● **What is required**
Once the pictures are set aside, transcribe the remaining data exactly.

:: Records shown ::

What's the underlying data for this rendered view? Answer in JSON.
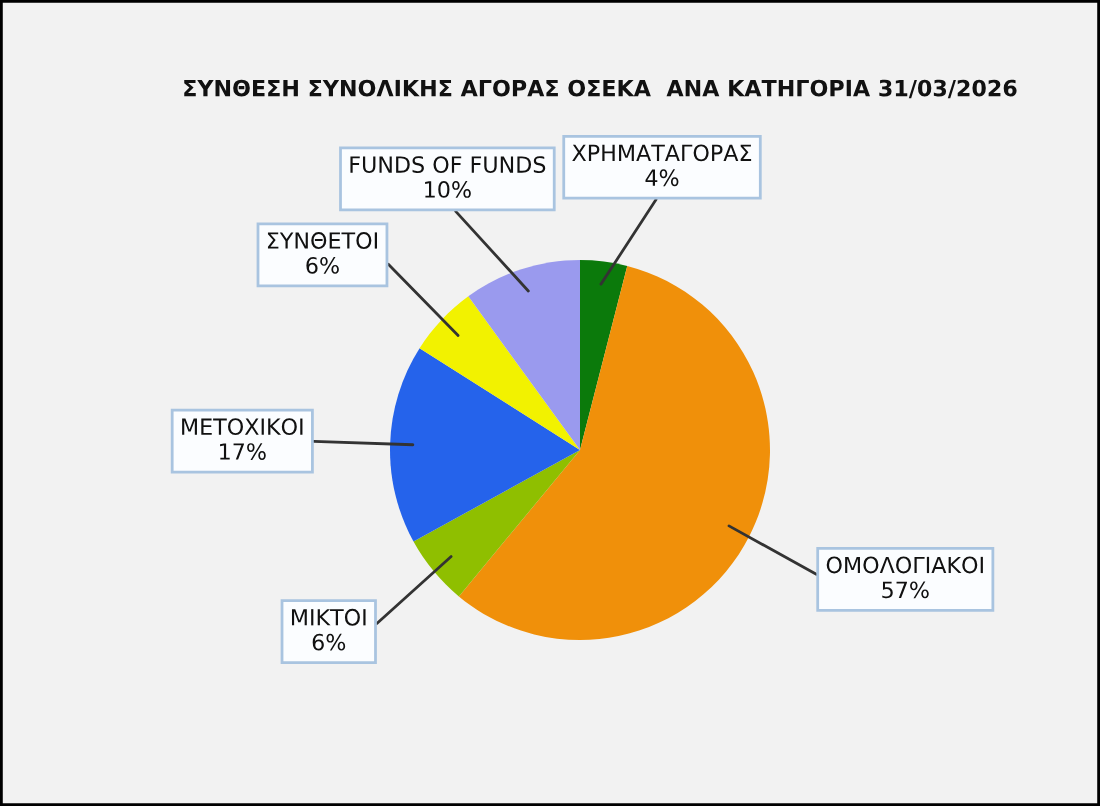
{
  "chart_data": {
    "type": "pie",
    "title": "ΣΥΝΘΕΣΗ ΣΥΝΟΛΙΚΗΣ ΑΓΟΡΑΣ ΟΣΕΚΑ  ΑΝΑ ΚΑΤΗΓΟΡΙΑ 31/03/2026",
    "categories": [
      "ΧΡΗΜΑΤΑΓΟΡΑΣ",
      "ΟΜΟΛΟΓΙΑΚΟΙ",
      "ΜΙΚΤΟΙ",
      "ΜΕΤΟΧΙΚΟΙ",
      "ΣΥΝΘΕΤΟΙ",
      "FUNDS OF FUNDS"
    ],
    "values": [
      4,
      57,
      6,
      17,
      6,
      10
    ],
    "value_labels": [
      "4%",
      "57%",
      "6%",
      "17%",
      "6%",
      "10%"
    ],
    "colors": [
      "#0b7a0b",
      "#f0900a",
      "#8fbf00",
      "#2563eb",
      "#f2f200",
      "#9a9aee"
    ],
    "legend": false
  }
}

:::

● **The response**
What's the underlying data for this rendered view? Answer in JSON.
{
  "chart_data": {
    "type": "pie",
    "title": "ΣΥΝΘΕΣΗ ΣΥΝΟΛΙΚΗΣ ΑΓΟΡΑΣ ΟΣΕΚΑ  ΑΝΑ ΚΑΤΗΓΟΡΙΑ 31/03/2026",
    "categories": [
      "ΧΡΗΜΑΤΑΓΟΡΑΣ",
      "ΟΜΟΛΟΓΙΑΚΟΙ",
      "ΜΙΚΤΟΙ",
      "ΜΕΤΟΧΙΚΟΙ",
      "ΣΥΝΘΕΤΟΙ",
      "FUNDS OF FUNDS"
    ],
    "values": [
      4,
      57,
      6,
      17,
      6,
      10
    ],
    "value_labels": [
      "4%",
      "57%",
      "6%",
      "17%",
      "6%",
      "10%"
    ],
    "colors": [
      "#0b7a0b",
      "#f0900a",
      "#8fbf00",
      "#2563eb",
      "#f2f200",
      "#9a9aee"
    ],
    "legend": false
  }
}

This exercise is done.